• **Provided passage**
>> start

In [1]:
import geostatspy.GSLIB as GSLIB          # GSLIB utilies, visualization and wrapper
import geostatspy.geostats as geostats    # GSLIB methods convert to Python

import numpy as np                        # ndarrys for gridded data
import pandas as pd                       # DataFrames for tabular data
import os                                 # set working directory, run executables
import matplotlib.pyplot as plt           # for plotting
from scipy import stats                   # summary statistics
import math                               # trig etc.
import random

import itertools
from itertools import combinations

In [2]:
# Setting directory
os.chdir("/Users/wnguyen/Dropbox/CR/mcfigs") # set the working directory

In [3]:
# Importing data
data_url = 'https://raw.githubusercontent.com/wdnguyen/CR/master/CostaRica_Chemistry_20200518.csv'

# Read data from url as pandas dataframe
df = pd.read_csv(data_url)

>> end

• **Written exercise 1**
In the notebook code, what does the comment say the scipy stats import is used for?
• **Written exercise 2**
Decide whether each statement agrees with the notebook code, answering yes or no and quoting the words that settle it.
(a) The data is read into a pandas DataFrame from a URL.
(b) Seaborn is imported for plotting.
(c) NumPy is imported for gridded data.
• **Written exercise 3**
Extend the notebook code that loads the Costa Rica chemistry data, starting after its final line.

• **Given records**
>> start

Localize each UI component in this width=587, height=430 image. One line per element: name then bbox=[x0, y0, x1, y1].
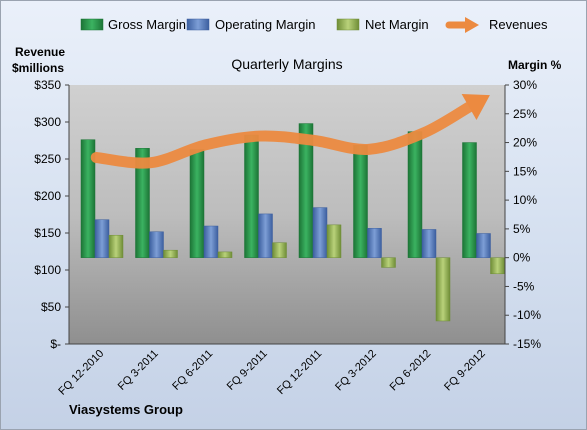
left-tick-label: $50 bbox=[41, 300, 61, 314]
bar-gross-margin-6 bbox=[353, 145, 368, 258]
revenues-point-2 bbox=[150, 162, 152, 164]
bar-operating-margin-2 bbox=[149, 231, 164, 258]
left-tick-label: $100 bbox=[34, 263, 61, 277]
company-name: Viasystems Group bbox=[69, 402, 183, 417]
legend-item-operating-margin: Operating Margin bbox=[186, 17, 315, 32]
legend-label-gross-margin: Gross Margin bbox=[108, 17, 186, 32]
right-axis-title: Margin % bbox=[508, 58, 562, 72]
left-axis-title-line1: Revenue bbox=[15, 45, 65, 59]
revenue-line-layer bbox=[90, 93, 490, 169]
revenues-point-3 bbox=[204, 144, 206, 146]
bar-net-margin-7 bbox=[435, 257, 451, 322]
revenues-point-6 bbox=[368, 148, 370, 150]
revenues-point-4 bbox=[259, 135, 261, 137]
chart-title: Quarterly Margins bbox=[231, 56, 342, 72]
bar-operating-margin-1 bbox=[94, 219, 110, 258]
bar-net-margin-6 bbox=[381, 257, 396, 268]
legend-label-revenues: Revenues bbox=[489, 17, 548, 32]
right-tick-label: 15% bbox=[513, 164, 537, 178]
right-tick-label: 0% bbox=[513, 251, 531, 265]
category-label: FQ 3-2012 bbox=[333, 348, 379, 394]
revenues-point-1 bbox=[95, 157, 97, 159]
right-tick-label: -10% bbox=[513, 308, 541, 322]
left-axis-title-line2: $millions bbox=[12, 61, 64, 75]
legend: Gross Margin Operating Margin Net Margin… bbox=[80, 17, 548, 33]
bar-net-margin-8 bbox=[490, 257, 505, 275]
bar-net-margin-5 bbox=[326, 224, 342, 258]
category-label: FQ 12-2010 bbox=[56, 348, 106, 398]
revenues-point-8 bbox=[477, 101, 479, 103]
bar-gross-margin-4 bbox=[244, 134, 259, 258]
bar-operating-margin-7 bbox=[421, 229, 437, 258]
category-label: FQ 6-2011 bbox=[170, 348, 215, 393]
left-axis: $350 $300 $250 $200 $150 $100 $50 $- bbox=[34, 78, 70, 351]
revenues-point-5 bbox=[313, 140, 315, 142]
right-axis: 30% 25% 20% 15% 10% 5% 0% -5% -10% -15% bbox=[504, 78, 541, 351]
bar-net-margin-1 bbox=[108, 234, 124, 258]
legend-item-net-margin: Net Margin bbox=[336, 17, 429, 32]
left-tick-label: $350 bbox=[34, 78, 61, 92]
legend-item-revenues: Revenues bbox=[445, 17, 548, 33]
right-tick-label: 10% bbox=[513, 193, 537, 207]
right-tick-label: -15% bbox=[513, 337, 541, 351]
category-label: FQ 12-2011 bbox=[275, 348, 324, 397]
legend-label-net-margin: Net Margin bbox=[365, 17, 429, 32]
left-tick-label: $300 bbox=[34, 115, 61, 129]
left-tick-label: $250 bbox=[34, 152, 61, 166]
bar-gross-margin-1 bbox=[80, 139, 96, 258]
revenues-point-7 bbox=[422, 132, 424, 134]
right-tick-label: 5% bbox=[513, 222, 531, 236]
category-label: FQ 6-2012 bbox=[388, 348, 434, 394]
category-axis: FQ 12-2010 FQ 3-2011 FQ 6-2011 FQ 9-2011 FQ … bbox=[56, 343, 505, 398]
right-tick-label: 20% bbox=[513, 136, 537, 150]
right-tick-label: -5% bbox=[513, 279, 535, 293]
bar-net-margin-4 bbox=[272, 242, 287, 258]
bar-net-margin-2 bbox=[163, 249, 178, 258]
bar-operating-margin-5 bbox=[312, 207, 328, 258]
right-tick-label: 25% bbox=[513, 107, 537, 121]
revenues-arrowhead bbox=[461, 93, 490, 121]
bar-gross-margin-3 bbox=[189, 149, 205, 258]
bar-operating-margin-8 bbox=[476, 233, 491, 258]
legend-label-operating-margin: Operating Margin bbox=[215, 17, 315, 32]
right-tick-label: 30% bbox=[513, 78, 537, 92]
left-tick-label: $150 bbox=[34, 226, 61, 240]
category-label: FQ 9-2011 bbox=[225, 348, 270, 393]
bar-operating-margin-3 bbox=[203, 225, 219, 258]
bar-gross-margin-5 bbox=[298, 123, 314, 258]
bar-gross-margin-7 bbox=[407, 131, 423, 258]
bar-gross-margin-8 bbox=[462, 142, 477, 258]
bar-net-margin-3 bbox=[217, 251, 233, 258]
bar-gross-margin-2 bbox=[135, 148, 150, 258]
category-label: FQ 9-2012 bbox=[442, 348, 488, 394]
category-label: FQ 3-2011 bbox=[116, 348, 161, 393]
left-tick-label: $200 bbox=[34, 189, 61, 203]
bar-operating-margin-4 bbox=[258, 213, 273, 258]
bar-layer bbox=[80, 123, 505, 322]
legend-item-gross-margin: Gross Margin bbox=[80, 17, 186, 32]
revenues-line bbox=[90, 101, 475, 169]
bar-operating-margin-6 bbox=[367, 228, 382, 258]
left-tick-label: $- bbox=[50, 337, 61, 351]
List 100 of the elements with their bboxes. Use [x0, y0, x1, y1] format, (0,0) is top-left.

>> end

• **Task answer 1**
Summary statistics.

• **Task answer 2**
(a) Yes: "Read data from url as pandas dataframe" and "df = pd.read_csv(data_url)".
(b) No: "import matplotlib.pyplot as plt" with the comment "for plotting".
(c) Yes: "import numpy as np" with the comment "ndarrys for gridded data".

• **Task answer 3**
df['SamplingDate'] = pd.to_datetime(df['SamplingDate'])
df['Chemetrics_Acidified_Date'] = pd.to_datetime(df['Chemetrics_Acidified_Date'])

# Filtering endmembers
df_rain = df[df['Site'] == "Rain"].reset_index(drop=True) # Endmember 1 = Rain
df_soil = df[df['Site'] == "Soil"].reset_index(drop=True) # Endmember 2 = Soil
df_spring = df[df['Site'] == "Spring"].reset_index(drop=True) # Endmember 3a = Spring
df_us = df[(df['Site'] == "Upstream") & (df['SamplingDate'] < '2019')].reset_index(drop=True) # Endmember 3b = Upstream, not including 2019

# Filtering mixing batches
df_ds = df[(df['Site'] == "Downstream") & (df['SamplingDate'] < '2019')] # Mixing batch a, not including 2019
df_ds = df_ds[~df_ds['ID'].str.contains("Howler")] # Only want the DS samples
df_ds = df_ds[~df_ds['ID'].str.contains("DS9Bot")].reset_index(drop=True) # Filtering out DS9Bot (duplicate)
df_stream = df[(df['Source'] == "Stream") & (df['SamplingDate'] < '2019')].reset_index() # Mixing batch b, not including 2019

# Summary statistics:
df_summary = df.groupby("Site").describe()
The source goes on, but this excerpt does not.